━━ EXERCISE MATERIALS ━━

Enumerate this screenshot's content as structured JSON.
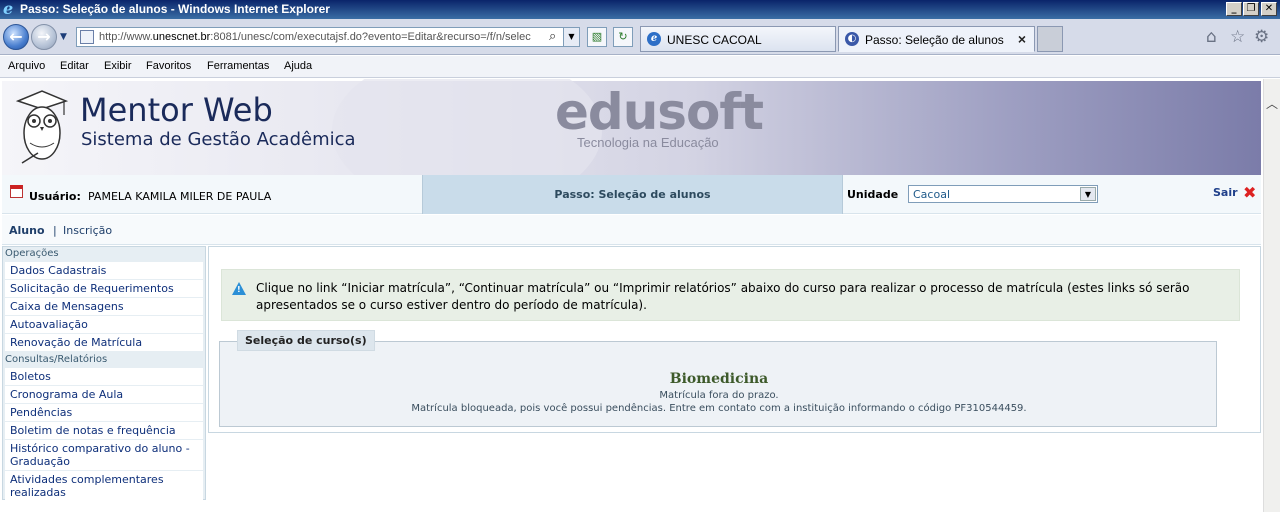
{
  "window": {
    "title": "Passo: Seleção de alunos - Windows Internet Explorer"
  },
  "nav": {
    "url_prefix": "http://www.",
    "url_host": "unescnet.br",
    "url_rest": ":8081/unesc/com/executajsf.do?evento=Editar&recurso=/f/n/selec"
  },
  "tabs": [
    {
      "label": "UNESC CACOAL"
    },
    {
      "label": "Passo: Seleção de alunos"
    }
  ],
  "menu": [
    "Arquivo",
    "Editar",
    "Exibir",
    "Favoritos",
    "Ferramentas",
    "Ajuda"
  ],
  "banner": {
    "title": "Mentor Web",
    "subtitle": "Sistema de Gestão Acadêmica",
    "brand": "edusoft",
    "brand_tag": "Tecnologia na Educação"
  },
  "userbar": {
    "user_label": "Usuário:",
    "user_name": "PAMELA KAMILA MILER DE PAULA",
    "step": "Passo: Seleção de alunos",
    "unit_label": "Unidade",
    "unit_value": "Cacoal",
    "logout": "Sair"
  },
  "subnav": {
    "aluno": "Aluno",
    "sep": "|",
    "inscricao": "Inscrição"
  },
  "sidebar": {
    "sections": [
      {
        "title": "Operações",
        "items": [
          "Dados Cadastrais",
          "Solicitação de Requerimentos",
          "Caixa de Mensagens",
          "Autoavaliação",
          "Renovação de Matrícula"
        ]
      },
      {
        "title": "Consultas/Relatórios",
        "items": [
          "Boletos",
          "Cronograma de Aula",
          "Pendências",
          "Boletim de notas e frequência",
          "Histórico comparativo do aluno - Graduação",
          "Atividades complementares realizadas"
        ]
      }
    ]
  },
  "content": {
    "info": "Clique no link “Iniciar matrícula”, “Continuar matrícula” ou “Imprimir relatórios” abaixo do curso para realizar o processo de matrícula (estes links só serão apresentados se o curso estiver dentro do período de matrícula).",
    "legend": "Seleção de curso(s)",
    "course": "Biomedicina",
    "line1": "Matrícula fora do prazo.",
    "line2": "Matrícula bloqueada, pois você possui pendências. Entre em contato com a instituição informando o código PF310544459."
  }
}
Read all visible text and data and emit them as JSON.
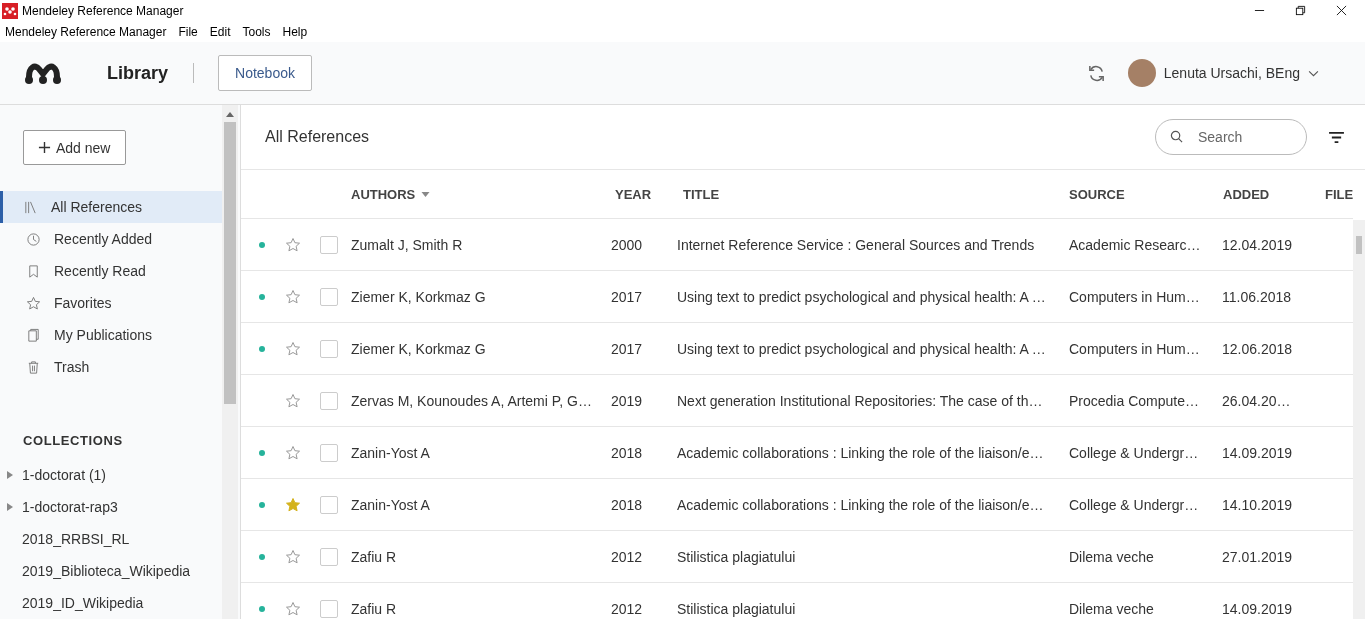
{
  "window": {
    "title": "Mendeley Reference Manager"
  },
  "menu": [
    "Mendeley Reference Manager",
    "File",
    "Edit",
    "Tools",
    "Help"
  ],
  "header": {
    "section": "Library",
    "notebook_button": "Notebook",
    "user": "Lenuta Ursachi, BEng"
  },
  "sidebar": {
    "add_button": "Add new",
    "items": [
      {
        "label": "All References",
        "kind": "library",
        "selected": true
      },
      {
        "label": "Recently Added",
        "kind": "clock",
        "selected": false
      },
      {
        "label": "Recently Read",
        "kind": "bookmark",
        "selected": false
      },
      {
        "label": "Favorites",
        "kind": "star",
        "selected": false
      },
      {
        "label": "My Publications",
        "kind": "publications",
        "selected": false
      },
      {
        "label": "Trash",
        "kind": "trash",
        "selected": false
      }
    ],
    "collections_heading": "COLLECTIONS",
    "collections": [
      {
        "label": "1-doctorat (1)",
        "expandable": true
      },
      {
        "label": "1-doctorat-rap3",
        "expandable": true
      },
      {
        "label": "2018_RRBSI_RL",
        "expandable": false
      },
      {
        "label": "2019_Biblioteca_Wikipedia",
        "expandable": false
      },
      {
        "label": "2019_ID_Wikipedia",
        "expandable": false
      }
    ]
  },
  "main": {
    "heading": "All References",
    "search": {
      "placeholder": "Search"
    },
    "table": {
      "columns": [
        "AUTHORS",
        "YEAR",
        "TITLE",
        "SOURCE",
        "ADDED",
        "FILE"
      ],
      "rows": [
        {
          "unread": true,
          "starred": false,
          "checked": false,
          "authors": "Zumalt J, Smith R",
          "year": "2000",
          "title": "Internet Reference Service : General Sources and Trends",
          "source": "Academic Researc…",
          "added": "12.04.2019"
        },
        {
          "unread": true,
          "starred": false,
          "checked": false,
          "authors": "Ziemer K, Korkmaz G",
          "year": "2017",
          "title": "Using text to predict psychological and physical health: A …",
          "source": "Computers in Hum…",
          "added": "11.06.2018"
        },
        {
          "unread": true,
          "starred": false,
          "checked": false,
          "authors": "Ziemer K, Korkmaz G",
          "year": "2017",
          "title": "Using text to predict psychological and physical health: A …",
          "source": "Computers in Hum…",
          "added": "12.06.2018"
        },
        {
          "unread": false,
          "starred": false,
          "checked": false,
          "authors": "Zervas M, Kounoudes A, Artemi P, G…",
          "year": "2019",
          "title": "Next generation Institutional Repositories: The case of th…",
          "source": "Procedia Compute…",
          "added": "26.04.20…"
        },
        {
          "unread": true,
          "starred": false,
          "checked": false,
          "authors": "Zanin-Yost A",
          "year": "2018",
          "title": "Academic collaborations : Linking the role of the liaison/e…",
          "source": "College & Undergr…",
          "added": "14.09.2019"
        },
        {
          "unread": true,
          "starred": true,
          "checked": false,
          "authors": "Zanin-Yost A",
          "year": "2018",
          "title": "Academic collaborations : Linking the role of the liaison/e…",
          "source": "College & Undergr…",
          "added": "14.10.2019"
        },
        {
          "unread": true,
          "starred": false,
          "checked": false,
          "authors": "Zafiu R",
          "year": "2012",
          "title": "Stilistica plagiatului",
          "source": "Dilema veche",
          "added": "27.01.2019"
        },
        {
          "unread": true,
          "starred": false,
          "checked": false,
          "authors": "Zafiu R",
          "year": "2012",
          "title": "Stilistica plagiatului",
          "source": "Dilema veche",
          "added": "14.09.2019"
        }
      ]
    }
  }
}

━━━

**THE TASK**
Every record above should be written out again exactly; the pictures stay out of the copy.

**ANSWER TO THIS TASK**
Enumerate this screenshot's content as structured JSON.
{
  "window": {
    "title": "Passo: Seleção de alunos - Windows Internet Explorer"
  },
  "nav": {
    "url_prefix": "http://www.",
    "url_host": "unescnet.br",
    "url_rest": ":8081/unesc/com/executajsf.do?evento=Editar&recurso=/f/n/selec"
  },
  "tabs": [
    {
      "label": "UNESC CACOAL"
    },
    {
      "label": "Passo: Seleção de alunos"
    }
  ],
  "menu": [
    "Arquivo",
    "Editar",
    "Exibir",
    "Favoritos",
    "Ferramentas",
    "Ajuda"
  ],
  "banner": {
    "title": "Mentor Web",
    "subtitle": "Sistema de Gestão Acadêmica",
    "brand": "edusoft",
    "brand_tag": "Tecnologia na Educação"
  },
  "userbar": {
    "user_label": "Usuário:",
    "user_name": "PAMELA KAMILA MILER DE PAULA",
    "step": "Passo: Seleção de alunos",
    "unit_label": "Unidade",
    "unit_value": "Cacoal",
    "logout": "Sair"
  },
  "subnav": {
    "aluno": "Aluno",
    "sep": "|",
    "inscricao": "Inscrição"
  },
  "sidebar": {
    "sections": [
      {
        "title": "Operações",
        "items": [
          "Dados Cadastrais",
          "Solicitação de Requerimentos",
          "Caixa de Mensagens",
          "Autoavaliação",
          "Renovação de Matrícula"
        ]
      },
      {
        "title": "Consultas/Relatórios",
        "items": [
          "Boletos",
          "Cronograma de Aula",
          "Pendências",
          "Boletim de notas e frequência",
          "Histórico comparativo do aluno - Graduação",
          "Atividades complementares realizadas"
        ]
      }
    ]
  },
  "content": {
    "info": "Clique no link “Iniciar matrícula”, “Continuar matrícula” ou “Imprimir relatórios” abaixo do curso para realizar o processo de matrícula (estes links só serão apresentados se o curso estiver dentro do período de matrícula).",
    "legend": "Seleção de curso(s)",
    "course": "Biomedicina",
    "line1": "Matrícula fora do prazo.",
    "line2": "Matrícula bloqueada, pois você possui pendências. Entre em contato com a instituição informando o código PF310544459."
  }
}
Read all visible text and data and emit them as JSON.
{
  "window": {
    "title": "Mendeley Reference Manager"
  },
  "menu": [
    "Mendeley Reference Manager",
    "File",
    "Edit",
    "Tools",
    "Help"
  ],
  "header": {
    "section": "Library",
    "notebook_button": "Notebook",
    "user": "Lenuta Ursachi, BEng"
  },
  "sidebar": {
    "add_button": "Add new",
    "items": [
      {
        "label": "All References",
        "kind": "library",
        "selected": true
      },
      {
        "label": "Recently Added",
        "kind": "clock",
        "selected": false
      },
      {
        "label": "Recently Read",
        "kind": "bookmark",
        "selected": false
      },
      {
        "label": "Favorites",
        "kind": "star",
        "selected": false
      },
      {
        "label": "My Publications",
        "kind": "publications",
        "selected": false
      },
      {
        "label": "Trash",
        "kind": "trash",
        "selected": false
      }
    ],
    "collections_heading": "COLLECTIONS",
    "collections": [
      {
        "label": "1-doctorat (1)",
        "expandable": true
      },
      {
        "label": "1-doctorat-rap3",
        "expandable": true
      },
      {
        "label": "2018_RRBSI_RL",
        "expandable": false
      },
      {
        "label": "2019_Biblioteca_Wikipedia",
        "expandable": false
      },
      {
        "label": "2019_ID_Wikipedia",
        "expandable": false
      }
    ]
  },
  "main": {
    "heading": "All References",
    "search": {
      "placeholder": "Search"
    },
    "table": {
      "columns": [
        "AUTHORS",
        "YEAR",
        "TITLE",
        "SOURCE",
        "ADDED",
        "FILE"
      ],
      "rows": [
        {
          "unread": true,
          "starred": false,
          "checked": false,
          "authors": "Zumalt J, Smith R",
          "year": "2000",
          "title": "Internet Reference Service : General Sources and Trends",
          "source": "Academic Researc…",
          "added": "12.04.2019"
        },
        {
          "unread": true,
          "starred": false,
          "checked": false,
          "authors": "Ziemer K, Korkmaz G",
          "year": "2017",
          "title": "Using text to predict psychological and physical health: A …",
          "source": "Computers in Hum…",
          "added": "11.06.2018"
        },
        {
          "unread": true,
          "starred": false,
          "checked": false,
          "authors": "Ziemer K, Korkmaz G",
          "year": "2017",
          "title": "Using text to predict psychological and physical health: A …",
          "source": "Computers in Hum…",
          "added": "12.06.2018"
        },
        {
          "unread": false,
          "starred": false,
          "checked": false,
          "authors": "Zervas M, Kounoudes A, Artemi P, G…",
          "year": "2019",
          "title": "Next generation Institutional Repositories: The case of th…",
          "source": "Procedia Compute…",
          "added": "26.04.20…"
        },
        {
          "unread": true,
          "starred": false,
          "checked": false,
          "authors": "Zanin-Yost A",
          "year": "2018",
          "title": "Academic collaborations : Linking the role of the liaison/e…",
          "source": "College & Undergr…",
          "added": "14.09.2019"
        },
        {
          "unread": true,
          "starred": true,
          "checked": false,
          "authors": "Zanin-Yost A",
          "year": "2018",
          "title": "Academic collaborations : Linking the role of the liaison/e…",
          "source": "College & Undergr…",
          "added": "14.10.2019"
        },
        {
          "unread": true,
          "starred": false,
          "checked": false,
          "authors": "Zafiu R",
          "year": "2012",
          "title": "Stilistica plagiatului",
          "source": "Dilema veche",
          "added": "27.01.2019"
        },
        {
          "unread": true,
          "starred": false,
          "checked": false,
          "authors": "Zafiu R",
          "year": "2012",
          "title": "Stilistica plagiatului",
          "source": "Dilema veche",
          "added": "14.09.2019"
        }
      ]
    }
  }
}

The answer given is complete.